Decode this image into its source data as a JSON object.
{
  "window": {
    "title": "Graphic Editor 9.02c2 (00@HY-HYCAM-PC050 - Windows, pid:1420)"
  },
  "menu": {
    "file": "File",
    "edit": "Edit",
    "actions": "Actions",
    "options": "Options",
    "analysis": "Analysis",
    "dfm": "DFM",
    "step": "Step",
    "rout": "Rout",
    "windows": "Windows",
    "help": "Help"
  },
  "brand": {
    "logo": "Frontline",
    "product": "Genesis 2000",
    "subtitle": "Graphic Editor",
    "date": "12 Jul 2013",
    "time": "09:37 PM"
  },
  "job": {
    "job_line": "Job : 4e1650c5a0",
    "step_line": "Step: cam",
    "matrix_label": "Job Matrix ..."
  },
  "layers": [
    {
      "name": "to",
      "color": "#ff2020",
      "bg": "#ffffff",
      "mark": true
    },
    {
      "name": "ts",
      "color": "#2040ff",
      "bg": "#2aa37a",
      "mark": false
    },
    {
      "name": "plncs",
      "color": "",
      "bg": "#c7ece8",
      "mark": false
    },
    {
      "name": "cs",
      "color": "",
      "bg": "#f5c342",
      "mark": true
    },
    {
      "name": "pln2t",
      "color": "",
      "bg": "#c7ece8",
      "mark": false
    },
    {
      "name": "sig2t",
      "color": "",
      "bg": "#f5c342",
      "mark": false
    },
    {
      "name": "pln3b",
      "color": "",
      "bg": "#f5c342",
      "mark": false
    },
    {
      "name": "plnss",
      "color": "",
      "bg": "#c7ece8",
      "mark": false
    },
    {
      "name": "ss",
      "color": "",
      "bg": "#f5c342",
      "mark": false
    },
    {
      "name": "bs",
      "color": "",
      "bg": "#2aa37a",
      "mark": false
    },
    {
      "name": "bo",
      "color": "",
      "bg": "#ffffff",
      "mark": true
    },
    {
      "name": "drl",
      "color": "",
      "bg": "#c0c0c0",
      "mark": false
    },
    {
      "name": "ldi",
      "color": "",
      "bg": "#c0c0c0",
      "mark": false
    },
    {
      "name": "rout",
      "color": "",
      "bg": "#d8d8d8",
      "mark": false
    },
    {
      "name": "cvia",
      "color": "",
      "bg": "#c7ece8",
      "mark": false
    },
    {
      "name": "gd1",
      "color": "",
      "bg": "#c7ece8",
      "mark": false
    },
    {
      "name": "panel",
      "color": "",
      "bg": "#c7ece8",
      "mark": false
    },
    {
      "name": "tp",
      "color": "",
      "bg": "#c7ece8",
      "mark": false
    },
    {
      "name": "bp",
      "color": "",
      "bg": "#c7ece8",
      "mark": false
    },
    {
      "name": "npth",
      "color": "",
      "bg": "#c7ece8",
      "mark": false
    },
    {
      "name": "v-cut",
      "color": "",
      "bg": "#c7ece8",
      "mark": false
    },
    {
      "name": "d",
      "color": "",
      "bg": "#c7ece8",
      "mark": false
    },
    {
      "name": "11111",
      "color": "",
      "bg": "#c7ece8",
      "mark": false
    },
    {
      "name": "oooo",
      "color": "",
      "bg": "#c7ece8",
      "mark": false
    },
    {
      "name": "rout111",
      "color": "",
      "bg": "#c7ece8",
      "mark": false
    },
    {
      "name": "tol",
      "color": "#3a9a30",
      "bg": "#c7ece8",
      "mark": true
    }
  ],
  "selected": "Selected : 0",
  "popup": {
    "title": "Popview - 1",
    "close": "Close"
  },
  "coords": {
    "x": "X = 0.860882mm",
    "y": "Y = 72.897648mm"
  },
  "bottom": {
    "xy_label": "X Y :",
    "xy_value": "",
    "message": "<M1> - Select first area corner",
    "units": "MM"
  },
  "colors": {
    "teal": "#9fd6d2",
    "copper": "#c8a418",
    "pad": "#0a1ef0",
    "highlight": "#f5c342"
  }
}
· · · · · · ·
**Exercise requirements**. Return all of the data precisely as it appears.

**Answer space**.
Decode this image into its source data as a JSON object.
{
  "window": {
    "title": "Graphic Editor 9.02c2 (00@HY-HYCAM-PC050 - Windows, pid:1420)"
  },
  "menu": {
    "file": "File",
    "edit": "Edit",
    "actions": "Actions",
    "options": "Options",
    "analysis": "Analysis",
    "dfm": "DFM",
    "step": "Step",
    "rout": "Rout",
    "windows": "Windows",
    "help": "Help"
  },
  "brand": {
    "logo": "Frontline",
    "product": "Genesis 2000",
    "subtitle": "Graphic Editor",
    "date": "12 Jul 2013",
    "time": "09:37 PM"
  },
  "job": {
    "job_line": "Job : 4e1650c5a0",
    "step_line": "Step: cam",
    "matrix_label": "Job Matrix ..."
  },
  "layers": [
    {
      "name": "to",
      "color": "#ff2020",
      "bg": "#ffffff",
      "mark": true
    },
    {
      "name": "ts",
      "color": "#2040ff",
      "bg": "#2aa37a",
      "mark": false
    },
    {
      "name": "plncs",
      "color": "",
      "bg": "#c7ece8",
      "mark": false
    },
    {
      "name": "cs",
      "color": "",
      "bg": "#f5c342",
      "mark": true
    },
    {
      "name": "pln2t",
      "color": "",
      "bg": "#c7ece8",
      "mark": false
    },
    {
      "name": "sig2t",
      "color": "",
      "bg": "#f5c342",
      "mark": false
    },
    {
      "name": "pln3b",
      "color": "",
      "bg": "#f5c342",
      "mark": false
    },
    {
      "name": "plnss",
      "color": "",
      "bg": "#c7ece8",
      "mark": false
    },
    {
      "name": "ss",
      "color": "",
      "bg": "#f5c342",
      "mark": false
    },
    {
      "name": "bs",
      "color": "",
      "bg": "#2aa37a",
      "mark": false
    },
    {
      "name": "bo",
      "color": "",
      "bg": "#ffffff",
      "mark": true
    },
    {
      "name": "drl",
      "color": "",
      "bg": "#c0c0c0",
      "mark": false
    },
    {
      "name": "ldi",
      "color": "",
      "bg": "#c0c0c0",
      "mark": false
    },
    {
      "name": "rout",
      "color": "",
      "bg": "#d8d8d8",
      "mark": false
    },
    {
      "name": "cvia",
      "color": "",
      "bg": "#c7ece8",
      "mark": false
    },
    {
      "name": "gd1",
      "color": "",
      "bg": "#c7ece8",
      "mark": false
    },
    {
      "name": "panel",
      "color": "",
      "bg": "#c7ece8",
      "mark": false
    },
    {
      "name": "tp",
      "color": "",
      "bg": "#c7ece8",
      "mark": false
    },
    {
      "name": "bp",
      "color": "",
      "bg": "#c7ece8",
      "mark": false
    },
    {
      "name": "npth",
      "color": "",
      "bg": "#c7ece8",
      "mark": false
    },
    {
      "name": "v-cut",
      "color": "",
      "bg": "#c7ece8",
      "mark": false
    },
    {
      "name": "d",
      "color": "",
      "bg": "#c7ece8",
      "mark": false
    },
    {
      "name": "11111",
      "color": "",
      "bg": "#c7ece8",
      "mark": false
    },
    {
      "name": "oooo",
      "color": "",
      "bg": "#c7ece8",
      "mark": false
    },
    {
      "name": "rout111",
      "color": "",
      "bg": "#c7ece8",
      "mark": false
    },
    {
      "name": "tol",
      "color": "#3a9a30",
      "bg": "#c7ece8",
      "mark": true
    }
  ],
  "selected": "Selected : 0",
  "popup": {
    "title": "Popview - 1",
    "close": "Close"
  },
  "coords": {
    "x": "X = 0.860882mm",
    "y": "Y = 72.897648mm"
  },
  "bottom": {
    "xy_label": "X Y :",
    "xy_value": "",
    "message": "<M1> - Select first area corner",
    "units": "MM"
  },
  "colors": {
    "teal": "#9fd6d2",
    "copper": "#c8a418",
    "pad": "#0a1ef0",
    "highlight": "#f5c342"
  }
}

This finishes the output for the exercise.